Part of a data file

---

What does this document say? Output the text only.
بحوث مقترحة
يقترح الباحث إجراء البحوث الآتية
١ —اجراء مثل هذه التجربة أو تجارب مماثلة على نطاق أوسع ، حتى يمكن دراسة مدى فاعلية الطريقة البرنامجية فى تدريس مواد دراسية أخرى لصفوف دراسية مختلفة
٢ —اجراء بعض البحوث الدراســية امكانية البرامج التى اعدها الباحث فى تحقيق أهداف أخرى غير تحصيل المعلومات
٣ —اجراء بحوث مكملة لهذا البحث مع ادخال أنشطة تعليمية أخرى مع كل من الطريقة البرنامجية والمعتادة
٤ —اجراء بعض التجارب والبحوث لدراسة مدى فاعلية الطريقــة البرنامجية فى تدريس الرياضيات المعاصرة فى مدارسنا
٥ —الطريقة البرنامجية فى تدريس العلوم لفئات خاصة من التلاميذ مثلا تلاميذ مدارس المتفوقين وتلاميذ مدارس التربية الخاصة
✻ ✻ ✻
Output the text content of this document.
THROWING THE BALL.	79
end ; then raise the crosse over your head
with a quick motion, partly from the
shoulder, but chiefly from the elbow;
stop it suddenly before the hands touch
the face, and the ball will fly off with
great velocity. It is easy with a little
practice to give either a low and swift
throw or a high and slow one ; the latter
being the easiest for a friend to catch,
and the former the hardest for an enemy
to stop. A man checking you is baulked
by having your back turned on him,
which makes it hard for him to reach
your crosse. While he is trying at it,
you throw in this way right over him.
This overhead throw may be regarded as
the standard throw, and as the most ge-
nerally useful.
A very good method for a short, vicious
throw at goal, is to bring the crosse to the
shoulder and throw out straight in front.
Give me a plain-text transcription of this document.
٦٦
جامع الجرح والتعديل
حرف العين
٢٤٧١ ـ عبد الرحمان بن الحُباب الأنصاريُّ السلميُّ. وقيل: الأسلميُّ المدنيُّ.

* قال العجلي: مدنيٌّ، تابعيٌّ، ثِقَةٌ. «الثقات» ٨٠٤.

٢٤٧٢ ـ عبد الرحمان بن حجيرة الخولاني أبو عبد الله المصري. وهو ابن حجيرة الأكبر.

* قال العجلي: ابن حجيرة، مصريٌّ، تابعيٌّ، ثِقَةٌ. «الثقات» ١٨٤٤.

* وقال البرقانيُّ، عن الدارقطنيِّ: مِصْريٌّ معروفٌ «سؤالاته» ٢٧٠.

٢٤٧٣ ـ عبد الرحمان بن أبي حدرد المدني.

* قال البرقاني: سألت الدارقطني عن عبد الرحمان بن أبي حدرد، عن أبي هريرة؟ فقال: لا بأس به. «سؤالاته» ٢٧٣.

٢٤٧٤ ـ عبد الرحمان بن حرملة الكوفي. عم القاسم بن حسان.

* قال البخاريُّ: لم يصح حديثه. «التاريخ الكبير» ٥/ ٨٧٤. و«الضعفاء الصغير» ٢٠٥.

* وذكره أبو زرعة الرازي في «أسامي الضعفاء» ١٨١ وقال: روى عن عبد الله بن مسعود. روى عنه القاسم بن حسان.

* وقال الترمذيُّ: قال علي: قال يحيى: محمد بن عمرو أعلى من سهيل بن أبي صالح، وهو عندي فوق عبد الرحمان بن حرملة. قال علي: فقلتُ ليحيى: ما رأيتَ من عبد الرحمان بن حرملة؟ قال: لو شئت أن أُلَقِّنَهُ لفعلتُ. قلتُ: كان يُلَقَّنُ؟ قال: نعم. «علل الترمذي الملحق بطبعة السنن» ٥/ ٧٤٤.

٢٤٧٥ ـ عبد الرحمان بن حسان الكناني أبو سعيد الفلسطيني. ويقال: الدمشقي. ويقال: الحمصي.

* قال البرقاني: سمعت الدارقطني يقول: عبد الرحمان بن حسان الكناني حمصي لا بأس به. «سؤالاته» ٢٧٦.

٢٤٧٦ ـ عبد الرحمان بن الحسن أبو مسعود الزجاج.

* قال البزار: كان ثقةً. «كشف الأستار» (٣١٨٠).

---

* _WORK TO COMPLETE_: Say how many lines in this material hold "حجيرة", and say nothing else.

* _ANSWER TO THIS EXERCISE_: 2